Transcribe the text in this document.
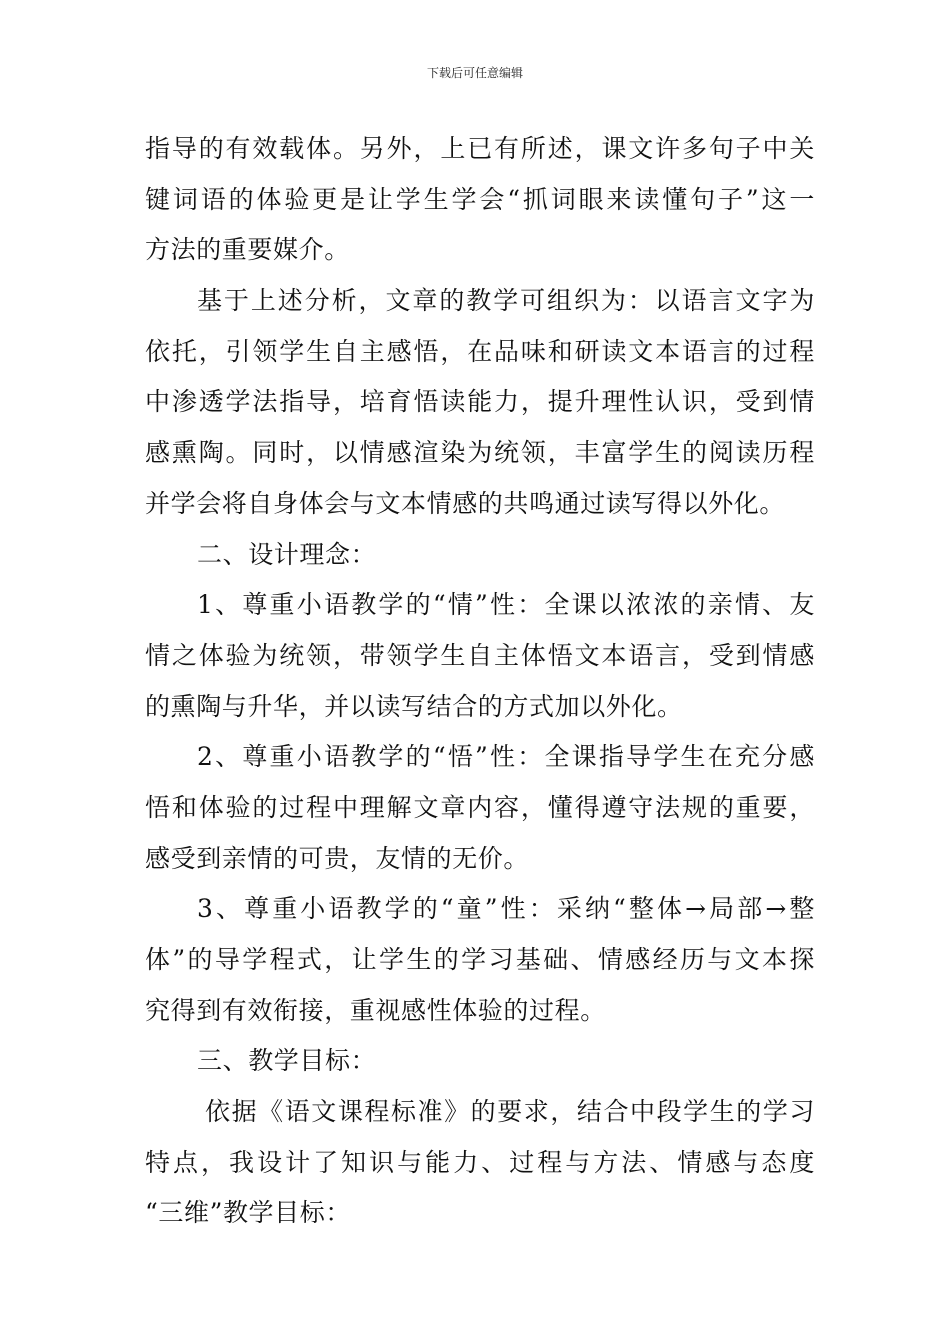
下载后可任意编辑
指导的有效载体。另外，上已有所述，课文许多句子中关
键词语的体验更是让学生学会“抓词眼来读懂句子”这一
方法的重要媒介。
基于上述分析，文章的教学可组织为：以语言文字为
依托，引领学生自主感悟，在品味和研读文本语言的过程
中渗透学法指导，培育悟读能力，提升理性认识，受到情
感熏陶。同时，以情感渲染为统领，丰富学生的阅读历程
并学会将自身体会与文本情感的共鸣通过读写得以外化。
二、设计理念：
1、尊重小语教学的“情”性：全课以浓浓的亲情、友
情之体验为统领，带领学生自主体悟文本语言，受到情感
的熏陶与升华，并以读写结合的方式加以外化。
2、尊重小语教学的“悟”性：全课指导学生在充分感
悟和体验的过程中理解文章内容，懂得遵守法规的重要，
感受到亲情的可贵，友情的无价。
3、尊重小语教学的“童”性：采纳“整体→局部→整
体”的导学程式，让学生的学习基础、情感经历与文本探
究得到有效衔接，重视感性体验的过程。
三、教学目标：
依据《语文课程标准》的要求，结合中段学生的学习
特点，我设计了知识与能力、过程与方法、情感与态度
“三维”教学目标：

# # # # # # #

Reproduce each record from above exactly; pictures do not belong in the copy.

Expected output:
Transcribe the text in this document.
下载后可任意编辑
指导的有效载体。另外，上已有所述，课文许多句子中关
键词语的体验更是让学生学会“抓词眼来读懂句子”这一
方法的重要媒介。
基于上述分析，文章的教学可组织为：以语言文字为
依托，引领学生自主感悟，在品味和研读文本语言的过程
中渗透学法指导，培育悟读能力，提升理性认识，受到情
感熏陶。同时，以情感渲染为统领，丰富学生的阅读历程
并学会将自身体会与文本情感的共鸣通过读写得以外化。
二、设计理念：
1、尊重小语教学的“情”性：全课以浓浓的亲情、友
情之体验为统领，带领学生自主体悟文本语言，受到情感
的熏陶与升华，并以读写结合的方式加以外化。
2、尊重小语教学的“悟”性：全课指导学生在充分感
悟和体验的过程中理解文章内容，懂得遵守法规的重要，
感受到亲情的可贵，友情的无价。
3、尊重小语教学的“童”性：采纳“整体→局部→整
体”的导学程式，让学生的学习基础、情感经历与文本探
究得到有效衔接，重视感性体验的过程。
三、教学目标：
依据《语文课程标准》的要求，结合中段学生的学习
特点，我设计了知识与能力、过程与方法、情感与态度
“三维”教学目标：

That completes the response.